Exclude images, then output the remaining data verbatim.

BEGIN Records to use

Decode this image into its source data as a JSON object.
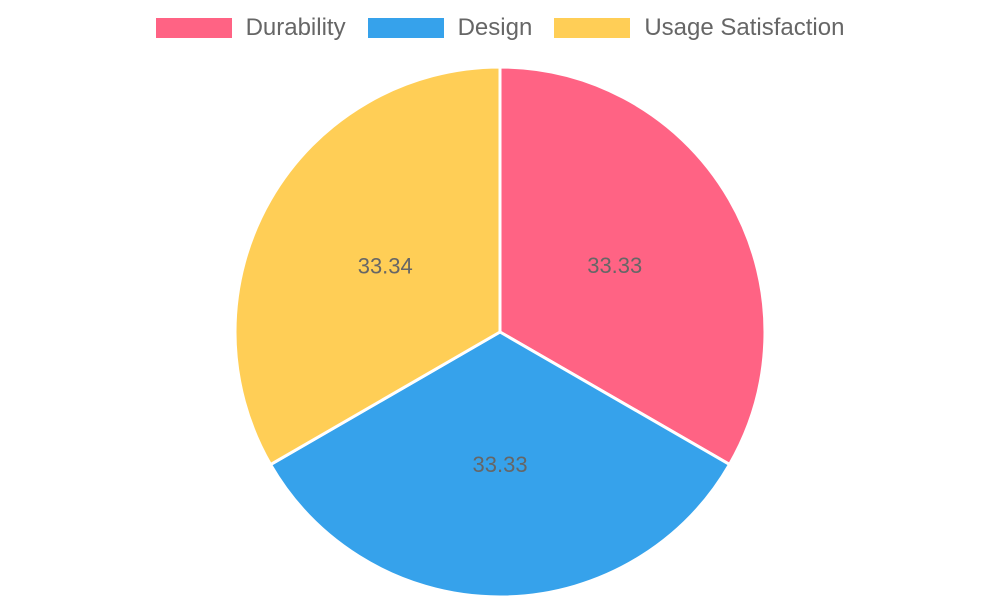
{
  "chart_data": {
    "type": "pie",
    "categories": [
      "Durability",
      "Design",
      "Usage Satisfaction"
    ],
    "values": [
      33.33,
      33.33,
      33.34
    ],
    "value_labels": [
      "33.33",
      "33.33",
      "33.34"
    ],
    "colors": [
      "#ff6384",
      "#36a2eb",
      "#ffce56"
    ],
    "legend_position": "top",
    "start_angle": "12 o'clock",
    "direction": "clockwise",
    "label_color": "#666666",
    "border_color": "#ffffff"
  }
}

END Records to use

Task response –
Decode this image into its source data as a JSON object.
{
  "chart_data": {
    "type": "pie",
    "categories": [
      "Durability",
      "Design",
      "Usage Satisfaction"
    ],
    "values": [
      33.33,
      33.33,
      33.34
    ],
    "value_labels": [
      "33.33",
      "33.33",
      "33.34"
    ],
    "colors": [
      "#ff6384",
      "#36a2eb",
      "#ffce56"
    ],
    "legend_position": "top",
    "start_angle": "12 o'clock",
    "direction": "clockwise",
    "label_color": "#666666",
    "border_color": "#ffffff"
  }
}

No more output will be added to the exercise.